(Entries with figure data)
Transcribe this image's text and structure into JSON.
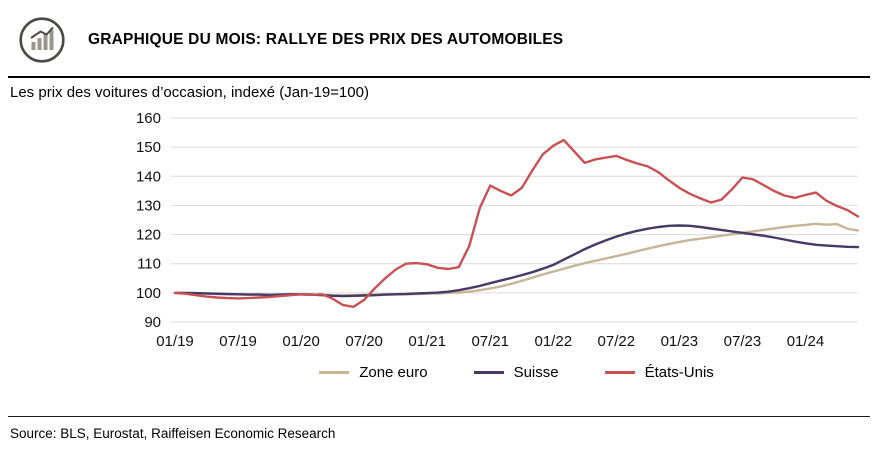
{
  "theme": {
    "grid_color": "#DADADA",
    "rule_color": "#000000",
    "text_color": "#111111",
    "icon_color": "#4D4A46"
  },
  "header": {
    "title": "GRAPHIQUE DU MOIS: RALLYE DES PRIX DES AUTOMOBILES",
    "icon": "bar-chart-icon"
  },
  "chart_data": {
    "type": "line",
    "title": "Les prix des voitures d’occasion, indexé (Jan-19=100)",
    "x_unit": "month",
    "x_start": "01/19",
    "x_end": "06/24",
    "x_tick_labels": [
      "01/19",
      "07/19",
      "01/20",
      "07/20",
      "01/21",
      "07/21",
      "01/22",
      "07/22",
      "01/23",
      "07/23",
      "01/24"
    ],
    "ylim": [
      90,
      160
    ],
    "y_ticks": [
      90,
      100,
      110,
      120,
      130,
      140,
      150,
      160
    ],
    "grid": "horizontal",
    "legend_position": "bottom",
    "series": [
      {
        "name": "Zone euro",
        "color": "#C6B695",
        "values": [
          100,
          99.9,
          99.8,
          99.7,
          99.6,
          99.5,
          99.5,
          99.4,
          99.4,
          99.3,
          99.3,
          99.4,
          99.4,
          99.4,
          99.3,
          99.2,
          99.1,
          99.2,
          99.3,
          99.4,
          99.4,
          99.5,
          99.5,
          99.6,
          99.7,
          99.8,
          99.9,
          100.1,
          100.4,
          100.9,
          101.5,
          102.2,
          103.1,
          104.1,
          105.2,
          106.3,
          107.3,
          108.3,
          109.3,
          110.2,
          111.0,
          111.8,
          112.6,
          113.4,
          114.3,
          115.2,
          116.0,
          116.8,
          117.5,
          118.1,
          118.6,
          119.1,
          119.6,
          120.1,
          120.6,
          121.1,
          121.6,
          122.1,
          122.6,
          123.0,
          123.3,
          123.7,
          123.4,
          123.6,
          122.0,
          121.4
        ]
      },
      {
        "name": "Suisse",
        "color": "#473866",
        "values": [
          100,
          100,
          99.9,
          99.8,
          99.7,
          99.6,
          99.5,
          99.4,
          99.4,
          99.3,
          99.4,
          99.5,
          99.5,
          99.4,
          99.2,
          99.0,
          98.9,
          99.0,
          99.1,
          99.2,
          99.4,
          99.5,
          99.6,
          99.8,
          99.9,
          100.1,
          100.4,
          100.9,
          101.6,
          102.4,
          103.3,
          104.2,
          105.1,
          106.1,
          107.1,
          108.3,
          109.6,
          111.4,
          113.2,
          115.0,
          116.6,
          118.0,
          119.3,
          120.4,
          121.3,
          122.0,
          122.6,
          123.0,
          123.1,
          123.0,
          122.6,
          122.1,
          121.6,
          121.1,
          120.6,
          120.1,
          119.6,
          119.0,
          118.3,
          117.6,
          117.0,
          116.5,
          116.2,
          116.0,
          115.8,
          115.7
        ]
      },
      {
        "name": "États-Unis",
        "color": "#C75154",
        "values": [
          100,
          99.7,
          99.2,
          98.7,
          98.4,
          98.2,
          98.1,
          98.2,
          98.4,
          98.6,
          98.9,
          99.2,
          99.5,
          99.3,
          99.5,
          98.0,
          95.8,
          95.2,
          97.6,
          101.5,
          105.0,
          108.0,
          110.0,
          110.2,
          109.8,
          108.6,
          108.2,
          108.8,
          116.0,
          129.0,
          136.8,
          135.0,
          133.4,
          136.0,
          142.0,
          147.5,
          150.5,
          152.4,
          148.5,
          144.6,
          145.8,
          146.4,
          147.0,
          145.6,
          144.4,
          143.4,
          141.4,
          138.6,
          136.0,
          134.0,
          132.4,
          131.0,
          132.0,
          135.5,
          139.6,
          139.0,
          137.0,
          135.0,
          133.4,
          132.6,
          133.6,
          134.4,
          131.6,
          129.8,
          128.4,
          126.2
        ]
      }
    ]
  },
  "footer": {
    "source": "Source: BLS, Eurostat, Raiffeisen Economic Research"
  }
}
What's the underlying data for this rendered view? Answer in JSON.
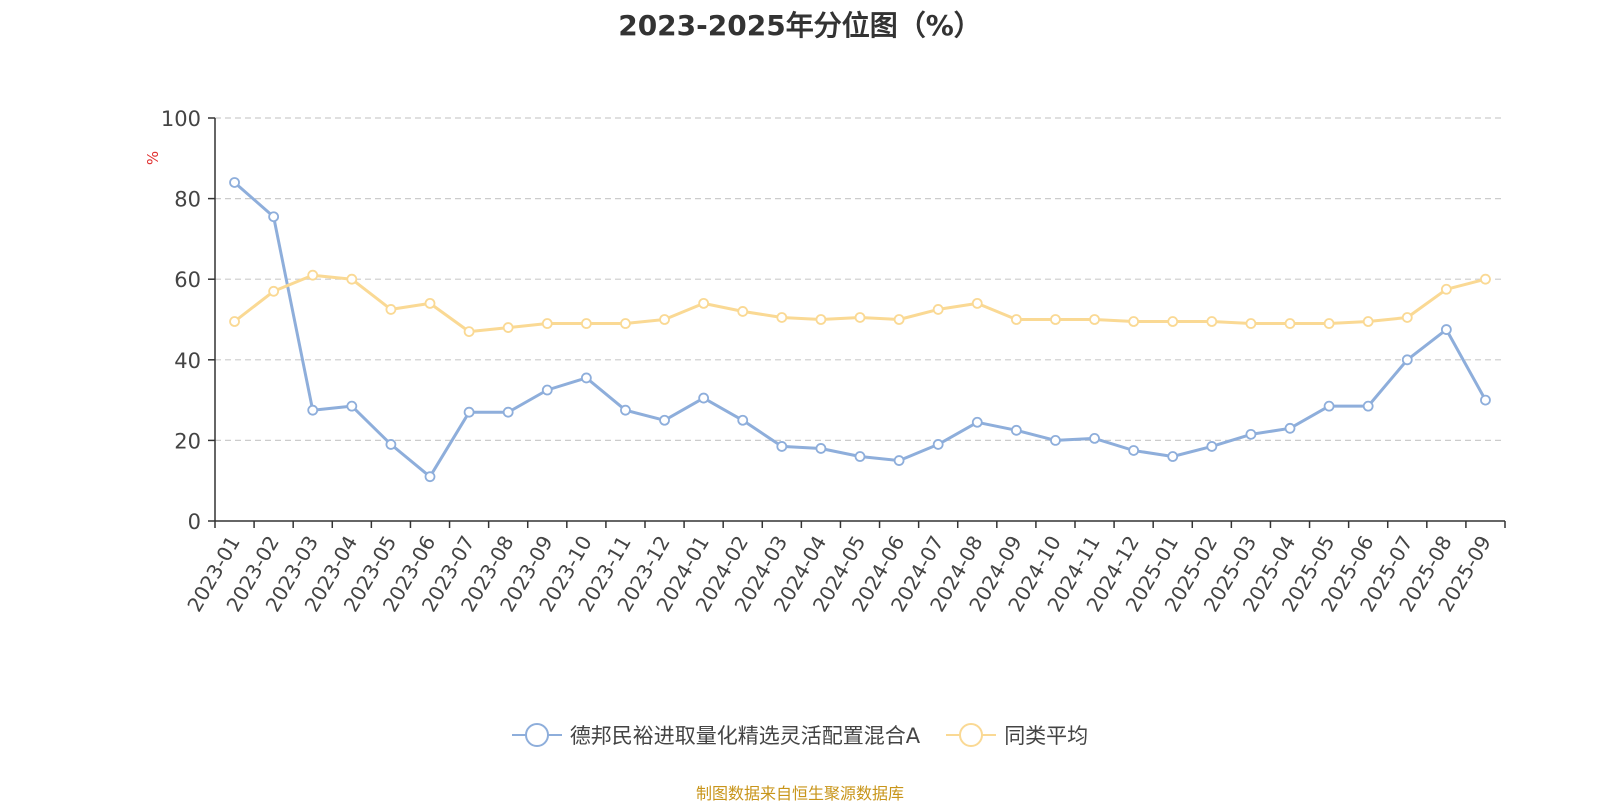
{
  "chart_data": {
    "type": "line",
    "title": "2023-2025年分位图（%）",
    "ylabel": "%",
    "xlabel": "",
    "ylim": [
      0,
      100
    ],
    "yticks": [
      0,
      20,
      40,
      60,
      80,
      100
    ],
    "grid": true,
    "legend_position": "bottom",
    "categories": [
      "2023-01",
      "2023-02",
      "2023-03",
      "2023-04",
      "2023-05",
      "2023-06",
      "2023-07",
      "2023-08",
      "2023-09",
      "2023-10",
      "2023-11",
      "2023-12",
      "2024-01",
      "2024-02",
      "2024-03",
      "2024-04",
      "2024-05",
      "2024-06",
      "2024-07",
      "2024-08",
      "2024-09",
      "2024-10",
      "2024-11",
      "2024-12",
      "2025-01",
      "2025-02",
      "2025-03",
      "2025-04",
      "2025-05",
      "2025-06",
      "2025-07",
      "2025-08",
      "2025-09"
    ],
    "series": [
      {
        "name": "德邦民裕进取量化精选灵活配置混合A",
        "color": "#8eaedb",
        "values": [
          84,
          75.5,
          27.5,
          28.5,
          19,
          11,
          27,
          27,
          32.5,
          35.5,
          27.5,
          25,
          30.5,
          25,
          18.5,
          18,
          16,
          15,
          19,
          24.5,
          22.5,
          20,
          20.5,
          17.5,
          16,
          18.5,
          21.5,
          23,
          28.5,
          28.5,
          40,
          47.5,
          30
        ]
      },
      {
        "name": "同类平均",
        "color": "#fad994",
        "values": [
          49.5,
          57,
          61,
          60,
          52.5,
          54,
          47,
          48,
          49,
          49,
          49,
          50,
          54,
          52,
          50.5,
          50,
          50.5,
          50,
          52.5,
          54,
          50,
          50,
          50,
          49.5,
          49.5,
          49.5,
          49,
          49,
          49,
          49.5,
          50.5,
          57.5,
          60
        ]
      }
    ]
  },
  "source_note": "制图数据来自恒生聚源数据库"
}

==

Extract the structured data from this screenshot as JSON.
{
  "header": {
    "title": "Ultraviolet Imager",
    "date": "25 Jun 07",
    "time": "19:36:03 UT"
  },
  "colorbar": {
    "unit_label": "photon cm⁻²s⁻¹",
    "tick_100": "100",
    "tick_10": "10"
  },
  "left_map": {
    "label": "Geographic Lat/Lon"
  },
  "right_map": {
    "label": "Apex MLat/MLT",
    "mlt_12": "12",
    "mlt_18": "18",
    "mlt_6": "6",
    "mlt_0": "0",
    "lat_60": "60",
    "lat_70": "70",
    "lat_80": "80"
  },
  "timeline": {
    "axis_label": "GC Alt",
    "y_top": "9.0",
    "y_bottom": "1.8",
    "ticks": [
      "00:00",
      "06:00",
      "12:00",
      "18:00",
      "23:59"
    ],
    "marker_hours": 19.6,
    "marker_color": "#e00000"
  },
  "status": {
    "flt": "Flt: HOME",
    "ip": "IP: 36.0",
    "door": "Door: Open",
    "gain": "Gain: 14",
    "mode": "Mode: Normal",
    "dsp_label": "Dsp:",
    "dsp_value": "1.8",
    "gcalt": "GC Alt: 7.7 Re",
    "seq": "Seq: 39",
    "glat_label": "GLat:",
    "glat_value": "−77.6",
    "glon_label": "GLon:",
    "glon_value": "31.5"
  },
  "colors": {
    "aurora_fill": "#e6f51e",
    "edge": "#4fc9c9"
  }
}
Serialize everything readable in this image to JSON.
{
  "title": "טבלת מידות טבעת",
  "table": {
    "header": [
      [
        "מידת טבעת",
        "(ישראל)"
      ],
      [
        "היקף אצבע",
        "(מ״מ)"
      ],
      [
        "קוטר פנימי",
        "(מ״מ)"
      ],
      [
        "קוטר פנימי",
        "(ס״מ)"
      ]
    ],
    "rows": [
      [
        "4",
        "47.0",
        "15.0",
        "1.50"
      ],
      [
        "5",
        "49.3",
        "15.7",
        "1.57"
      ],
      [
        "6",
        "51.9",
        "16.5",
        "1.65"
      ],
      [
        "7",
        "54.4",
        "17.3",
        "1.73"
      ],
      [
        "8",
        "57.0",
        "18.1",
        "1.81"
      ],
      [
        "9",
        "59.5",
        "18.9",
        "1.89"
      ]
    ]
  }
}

→ **INSTRUCTIONS TO FOLLOW**
Identify every line holding the word "name" and copy it out.

→ **OUTPUT FOR THIS EXERCISE**
        "name": "Zone euro",
        "name": "Suisse",
        "name": "États-Unis",
        "name": "德邦民裕进取量化精选灵活配置混合A",
        "name": "同类平均",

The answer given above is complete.